_TASK REQUIREMENTS_. Each line below should be quoted exactly, please.

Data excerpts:
==============================

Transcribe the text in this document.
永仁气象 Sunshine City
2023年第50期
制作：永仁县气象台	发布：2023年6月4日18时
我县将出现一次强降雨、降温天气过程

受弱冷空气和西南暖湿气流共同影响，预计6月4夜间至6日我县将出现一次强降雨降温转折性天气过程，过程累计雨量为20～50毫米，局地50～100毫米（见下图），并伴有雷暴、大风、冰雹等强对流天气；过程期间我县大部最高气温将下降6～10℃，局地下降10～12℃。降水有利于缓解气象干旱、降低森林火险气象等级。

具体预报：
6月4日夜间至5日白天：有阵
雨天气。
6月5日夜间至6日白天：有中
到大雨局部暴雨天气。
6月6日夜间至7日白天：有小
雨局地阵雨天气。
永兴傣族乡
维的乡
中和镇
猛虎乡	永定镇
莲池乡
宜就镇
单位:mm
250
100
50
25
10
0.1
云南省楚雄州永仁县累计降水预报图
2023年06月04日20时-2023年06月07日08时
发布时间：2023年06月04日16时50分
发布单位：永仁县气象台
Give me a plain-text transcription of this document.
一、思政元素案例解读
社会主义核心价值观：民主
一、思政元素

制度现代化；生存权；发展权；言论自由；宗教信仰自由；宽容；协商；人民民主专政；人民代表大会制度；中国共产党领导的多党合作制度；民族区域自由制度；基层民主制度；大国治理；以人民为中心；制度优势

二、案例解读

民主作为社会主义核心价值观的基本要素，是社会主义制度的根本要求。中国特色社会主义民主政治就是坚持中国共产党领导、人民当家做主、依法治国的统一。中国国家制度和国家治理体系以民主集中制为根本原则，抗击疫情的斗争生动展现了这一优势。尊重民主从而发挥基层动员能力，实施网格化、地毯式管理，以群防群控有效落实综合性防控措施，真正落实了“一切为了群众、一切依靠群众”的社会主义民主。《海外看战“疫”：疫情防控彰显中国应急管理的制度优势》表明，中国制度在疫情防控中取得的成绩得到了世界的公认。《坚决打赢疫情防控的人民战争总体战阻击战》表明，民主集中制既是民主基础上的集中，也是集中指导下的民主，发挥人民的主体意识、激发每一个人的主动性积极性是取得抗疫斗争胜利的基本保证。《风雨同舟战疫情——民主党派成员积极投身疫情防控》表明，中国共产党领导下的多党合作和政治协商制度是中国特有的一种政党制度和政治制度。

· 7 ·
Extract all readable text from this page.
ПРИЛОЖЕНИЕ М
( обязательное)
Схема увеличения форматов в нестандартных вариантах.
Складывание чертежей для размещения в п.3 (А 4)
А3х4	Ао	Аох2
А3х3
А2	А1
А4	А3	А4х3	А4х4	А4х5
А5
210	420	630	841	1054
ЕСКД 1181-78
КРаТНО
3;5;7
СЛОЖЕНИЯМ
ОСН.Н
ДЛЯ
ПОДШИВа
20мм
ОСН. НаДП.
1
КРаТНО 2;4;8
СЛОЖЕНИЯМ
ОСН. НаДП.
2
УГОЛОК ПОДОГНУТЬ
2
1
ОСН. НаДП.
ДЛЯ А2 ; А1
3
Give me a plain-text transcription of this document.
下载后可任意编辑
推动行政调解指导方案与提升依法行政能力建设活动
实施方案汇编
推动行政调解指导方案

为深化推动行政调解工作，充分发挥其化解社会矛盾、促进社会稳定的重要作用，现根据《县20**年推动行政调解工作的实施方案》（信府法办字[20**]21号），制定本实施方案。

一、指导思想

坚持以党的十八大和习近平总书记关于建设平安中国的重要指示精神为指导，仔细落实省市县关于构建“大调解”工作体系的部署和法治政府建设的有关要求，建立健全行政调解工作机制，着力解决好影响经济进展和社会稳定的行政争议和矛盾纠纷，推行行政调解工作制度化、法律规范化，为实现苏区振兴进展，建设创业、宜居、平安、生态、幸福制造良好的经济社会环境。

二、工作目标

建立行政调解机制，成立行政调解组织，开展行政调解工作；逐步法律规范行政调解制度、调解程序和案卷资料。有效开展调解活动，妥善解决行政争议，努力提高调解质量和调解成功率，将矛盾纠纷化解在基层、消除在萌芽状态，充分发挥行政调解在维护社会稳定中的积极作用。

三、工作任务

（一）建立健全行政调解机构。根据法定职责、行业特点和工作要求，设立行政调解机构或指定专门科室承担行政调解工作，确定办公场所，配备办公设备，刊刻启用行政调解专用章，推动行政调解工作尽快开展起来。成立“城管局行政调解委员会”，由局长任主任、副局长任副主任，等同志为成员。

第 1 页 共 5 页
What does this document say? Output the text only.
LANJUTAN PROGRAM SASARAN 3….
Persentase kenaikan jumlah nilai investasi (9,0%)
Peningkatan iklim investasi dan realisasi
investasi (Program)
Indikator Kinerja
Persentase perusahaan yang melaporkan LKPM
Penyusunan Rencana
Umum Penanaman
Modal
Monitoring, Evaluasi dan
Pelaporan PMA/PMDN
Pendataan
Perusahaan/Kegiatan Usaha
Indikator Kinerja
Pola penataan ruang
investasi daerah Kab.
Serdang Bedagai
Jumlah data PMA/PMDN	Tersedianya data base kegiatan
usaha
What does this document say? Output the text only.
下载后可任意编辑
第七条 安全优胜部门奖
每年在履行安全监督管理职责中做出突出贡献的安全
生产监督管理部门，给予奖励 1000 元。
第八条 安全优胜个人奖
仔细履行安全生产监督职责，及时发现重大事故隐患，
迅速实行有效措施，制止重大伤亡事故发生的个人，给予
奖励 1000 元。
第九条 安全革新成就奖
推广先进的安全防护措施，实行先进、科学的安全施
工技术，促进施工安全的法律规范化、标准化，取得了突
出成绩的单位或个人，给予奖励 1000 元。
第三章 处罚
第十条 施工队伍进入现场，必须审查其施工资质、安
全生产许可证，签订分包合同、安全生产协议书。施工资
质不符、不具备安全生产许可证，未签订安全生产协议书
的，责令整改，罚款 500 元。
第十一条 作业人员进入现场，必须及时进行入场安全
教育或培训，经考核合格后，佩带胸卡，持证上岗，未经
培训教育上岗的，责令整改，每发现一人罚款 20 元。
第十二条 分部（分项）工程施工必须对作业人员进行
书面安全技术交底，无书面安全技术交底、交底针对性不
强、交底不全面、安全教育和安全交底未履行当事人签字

==============================

_EXERCISE RESULT_.
Transcribe the text in this document.
永仁气象 Sunshine City
2023年第50期
制作：永仁县气象台	发布：2023年6月4日18时
我县将出现一次强降雨、降温天气过程

受弱冷空气和西南暖湿气流共同影响，预计6月4夜间至6日我县将出现一次强降雨降温转折性天气过程，过程累计雨量为20～50毫米，局地50～100毫米（见下图），并伴有雷暴、大风、冰雹等强对流天气；过程期间我县大部最高气温将下降6～10℃，局地下降10～12℃。降水有利于缓解气象干旱、降低森林火险气象等级。

具体预报：
6月4日夜间至5日白天：有阵
雨天气。
6月5日夜间至6日白天：有中
到大雨局部暴雨天气。
6月6日夜间至7日白天：有小
雨局地阵雨天气。
永兴傣族乡
维的乡
中和镇
猛虎乡	永定镇
莲池乡
宜就镇
单位:mm
250
100
50
25
10
0.1
云南省楚雄州永仁县累计降水预报图
2023年06月04日20时-2023年06月07日08时
发布时间：2023年06月04日16时50分
发布单位：永仁县气象台
Give me a plain-text transcription of this document.
一、思政元素案例解读
社会主义核心价值观：民主
一、思政元素

制度现代化；生存权；发展权；言论自由；宗教信仰自由；宽容；协商；人民民主专政；人民代表大会制度；中国共产党领导的多党合作制度；民族区域自由制度；基层民主制度；大国治理；以人民为中心；制度优势

二、案例解读

民主作为社会主义核心价值观的基本要素，是社会主义制度的根本要求。中国特色社会主义民主政治就是坚持中国共产党领导、人民当家做主、依法治国的统一。中国国家制度和国家治理体系以民主集中制为根本原则，抗击疫情的斗争生动展现了这一优势。尊重民主从而发挥基层动员能力，实施网格化、地毯式管理，以群防群控有效落实综合性防控措施，真正落实了“一切为了群众、一切依靠群众”的社会主义民主。《海外看战“疫”：疫情防控彰显中国应急管理的制度优势》表明，中国制度在疫情防控中取得的成绩得到了世界的公认。《坚决打赢疫情防控的人民战争总体战阻击战》表明，民主集中制既是民主基础上的集中，也是集中指导下的民主，发挥人民的主体意识、激发每一个人的主动性积极性是取得抗疫斗争胜利的基本保证。《风雨同舟战疫情——民主党派成员积极投身疫情防控》表明，中国共产党领导下的多党合作和政治协商制度是中国特有的一种政党制度和政治制度。

· 7 ·
Extract all readable text from this page.
ПРИЛОЖЕНИЕ М
( обязательное)
Схема увеличения форматов в нестандартных вариантах.
Складывание чертежей для размещения в п.3 (А 4)
А3х4	Ао	Аох2
А3х3
А2	А1
А4	А3	А4х3	А4х4	А4х5
А5
210	420	630	841	1054
ЕСКД 1181-78
КРаТНО
3;5;7
СЛОЖЕНИЯМ
ОСН.Н
ДЛЯ
ПОДШИВа
20мм
ОСН. НаДП.
1
КРаТНО 2;4;8
СЛОЖЕНИЯМ
ОСН. НаДП.
2
УГОЛОК ПОДОГНУТЬ
2
1
ОСН. НаДП.
ДЛЯ А2 ; А1
3
Give me a plain-text transcription of this document.
下载后可任意编辑
推动行政调解指导方案与提升依法行政能力建设活动
实施方案汇编
推动行政调解指导方案

为深化推动行政调解工作，充分发挥其化解社会矛盾、促进社会稳定的重要作用，现根据《县20**年推动行政调解工作的实施方案》（信府法办字[20**]21号），制定本实施方案。

一、指导思想

坚持以党的十八大和习近平总书记关于建设平安中国的重要指示精神为指导，仔细落实省市县关于构建“大调解”工作体系的部署和法治政府建设的有关要求，建立健全行政调解工作机制，着力解决好影响经济进展和社会稳定的行政争议和矛盾纠纷，推行行政调解工作制度化、法律规范化，为实现苏区振兴进展，建设创业、宜居、平安、生态、幸福制造良好的经济社会环境。

二、工作目标

建立行政调解机制，成立行政调解组织，开展行政调解工作；逐步法律规范行政调解制度、调解程序和案卷资料。有效开展调解活动，妥善解决行政争议，努力提高调解质量和调解成功率，将矛盾纠纷化解在基层、消除在萌芽状态，充分发挥行政调解在维护社会稳定中的积极作用。

三、工作任务

（一）建立健全行政调解机构。根据法定职责、行业特点和工作要求，设立行政调解机构或指定专门科室承担行政调解工作，确定办公场所，配备办公设备，刊刻启用行政调解专用章，推动行政调解工作尽快开展起来。成立“城管局行政调解委员会”，由局长任主任、副局长任副主任，等同志为成员。

第 1 页 共 5 页
What does this document say? Output the text only.
LANJUTAN PROGRAM SASARAN 3….
Persentase kenaikan jumlah nilai investasi (9,0%)
Peningkatan iklim investasi dan realisasi
investasi (Program)
Indikator Kinerja
Persentase perusahaan yang melaporkan LKPM
Penyusunan Rencana
Umum Penanaman
Modal
Monitoring, Evaluasi dan
Pelaporan PMA/PMDN
Pendataan
Perusahaan/Kegiatan Usaha
Indikator Kinerja
Pola penataan ruang
investasi daerah Kab.
Serdang Bedagai
Jumlah data PMA/PMDN	Tersedianya data base kegiatan
usaha
What does this document say? Output the text only.
下载后可任意编辑
第七条 安全优胜部门奖
每年在履行安全监督管理职责中做出突出贡献的安全
生产监督管理部门，给予奖励 1000 元。
第八条 安全优胜个人奖
仔细履行安全生产监督职责，及时发现重大事故隐患，
迅速实行有效措施，制止重大伤亡事故发生的个人，给予
奖励 1000 元。
第九条 安全革新成就奖
推广先进的安全防护措施，实行先进、科学的安全施
工技术，促进施工安全的法律规范化、标准化，取得了突
出成绩的单位或个人，给予奖励 1000 元。
第三章 处罚
第十条 施工队伍进入现场，必须审查其施工资质、安
全生产许可证，签订分包合同、安全生产协议书。施工资
质不符、不具备安全生产许可证，未签订安全生产协议书
的，责令整改，罚款 500 元。
第十一条 作业人员进入现场，必须及时进行入场安全
教育或培训，经考核合格后，佩带胸卡，持证上岗，未经
培训教育上岗的，责令整改，每发现一人罚款 20 元。
第十二条 分部（分项）工程施工必须对作业人员进行
书面安全技术交底，无书面安全技术交底、交底针对性不
强、交底不全面、安全教育和安全交底未履行当事人签字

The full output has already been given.